• **TASK OBJECTIVE**: Copy each line that has the string "write" somewhere in it.

Data records:
-=-=-

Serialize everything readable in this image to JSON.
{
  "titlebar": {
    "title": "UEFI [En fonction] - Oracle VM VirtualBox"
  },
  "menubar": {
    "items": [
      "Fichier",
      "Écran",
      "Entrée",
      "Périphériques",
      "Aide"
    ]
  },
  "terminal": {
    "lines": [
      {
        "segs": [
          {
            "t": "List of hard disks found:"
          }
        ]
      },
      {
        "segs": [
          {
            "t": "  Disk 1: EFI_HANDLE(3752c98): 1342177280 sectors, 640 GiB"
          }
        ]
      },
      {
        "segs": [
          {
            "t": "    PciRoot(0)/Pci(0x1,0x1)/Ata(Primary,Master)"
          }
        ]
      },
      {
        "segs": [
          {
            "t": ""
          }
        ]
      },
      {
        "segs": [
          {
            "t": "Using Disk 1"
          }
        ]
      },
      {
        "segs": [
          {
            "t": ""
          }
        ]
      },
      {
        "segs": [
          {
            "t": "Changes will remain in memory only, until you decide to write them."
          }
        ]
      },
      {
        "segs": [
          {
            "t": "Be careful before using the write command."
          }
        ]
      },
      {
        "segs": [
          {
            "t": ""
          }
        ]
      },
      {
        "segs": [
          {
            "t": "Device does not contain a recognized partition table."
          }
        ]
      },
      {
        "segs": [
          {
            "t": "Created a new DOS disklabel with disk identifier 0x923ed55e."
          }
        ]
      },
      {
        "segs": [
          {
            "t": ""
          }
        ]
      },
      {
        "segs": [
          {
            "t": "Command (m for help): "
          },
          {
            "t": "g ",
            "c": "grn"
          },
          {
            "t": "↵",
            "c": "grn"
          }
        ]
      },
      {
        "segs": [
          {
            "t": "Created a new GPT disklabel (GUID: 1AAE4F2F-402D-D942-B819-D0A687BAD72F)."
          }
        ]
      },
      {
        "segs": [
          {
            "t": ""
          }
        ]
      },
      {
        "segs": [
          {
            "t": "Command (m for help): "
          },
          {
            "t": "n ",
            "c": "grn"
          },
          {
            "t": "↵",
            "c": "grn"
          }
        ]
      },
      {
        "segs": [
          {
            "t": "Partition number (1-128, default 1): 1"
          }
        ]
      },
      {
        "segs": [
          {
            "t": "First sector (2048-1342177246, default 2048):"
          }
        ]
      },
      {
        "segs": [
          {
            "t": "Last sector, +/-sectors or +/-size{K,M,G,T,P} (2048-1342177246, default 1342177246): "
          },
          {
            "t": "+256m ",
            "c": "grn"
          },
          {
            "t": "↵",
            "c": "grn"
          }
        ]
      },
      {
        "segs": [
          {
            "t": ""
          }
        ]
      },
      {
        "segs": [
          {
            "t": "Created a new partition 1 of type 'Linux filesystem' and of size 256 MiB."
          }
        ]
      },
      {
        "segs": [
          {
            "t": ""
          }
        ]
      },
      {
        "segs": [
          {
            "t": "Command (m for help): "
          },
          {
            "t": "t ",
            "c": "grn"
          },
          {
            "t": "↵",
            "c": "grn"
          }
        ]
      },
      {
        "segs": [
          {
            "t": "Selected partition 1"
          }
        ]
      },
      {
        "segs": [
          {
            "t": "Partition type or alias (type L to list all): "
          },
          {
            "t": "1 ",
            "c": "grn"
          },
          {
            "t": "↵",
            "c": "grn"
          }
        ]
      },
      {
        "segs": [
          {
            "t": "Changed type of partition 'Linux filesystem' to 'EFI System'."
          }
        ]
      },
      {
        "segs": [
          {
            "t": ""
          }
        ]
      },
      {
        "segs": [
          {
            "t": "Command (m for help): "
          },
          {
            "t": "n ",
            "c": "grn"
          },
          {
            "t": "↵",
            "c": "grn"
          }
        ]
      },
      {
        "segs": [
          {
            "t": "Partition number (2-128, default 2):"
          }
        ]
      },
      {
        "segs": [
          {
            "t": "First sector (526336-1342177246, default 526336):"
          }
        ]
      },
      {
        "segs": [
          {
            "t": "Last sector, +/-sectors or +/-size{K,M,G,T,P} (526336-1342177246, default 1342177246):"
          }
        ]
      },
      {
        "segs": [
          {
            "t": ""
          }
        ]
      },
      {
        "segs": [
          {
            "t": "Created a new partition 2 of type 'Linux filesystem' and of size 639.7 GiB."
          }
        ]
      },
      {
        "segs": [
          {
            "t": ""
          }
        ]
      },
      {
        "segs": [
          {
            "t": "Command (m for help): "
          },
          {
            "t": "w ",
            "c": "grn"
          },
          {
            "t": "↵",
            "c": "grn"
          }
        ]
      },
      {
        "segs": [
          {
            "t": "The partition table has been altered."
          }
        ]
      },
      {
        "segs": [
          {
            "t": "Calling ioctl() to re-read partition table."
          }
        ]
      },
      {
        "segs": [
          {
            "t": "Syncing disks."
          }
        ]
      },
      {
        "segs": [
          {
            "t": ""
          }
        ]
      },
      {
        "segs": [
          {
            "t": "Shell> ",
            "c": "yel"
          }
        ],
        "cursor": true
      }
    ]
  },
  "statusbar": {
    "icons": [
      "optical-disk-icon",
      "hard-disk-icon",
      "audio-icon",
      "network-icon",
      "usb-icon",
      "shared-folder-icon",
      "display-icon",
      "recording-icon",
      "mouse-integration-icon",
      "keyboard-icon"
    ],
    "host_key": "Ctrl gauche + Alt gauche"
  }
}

-=-=-

• **EXERCISE ANSWER**:
            "t": "Changes will remain in memory only, until you decide to write them."
            "t": "Be careful before using the write command."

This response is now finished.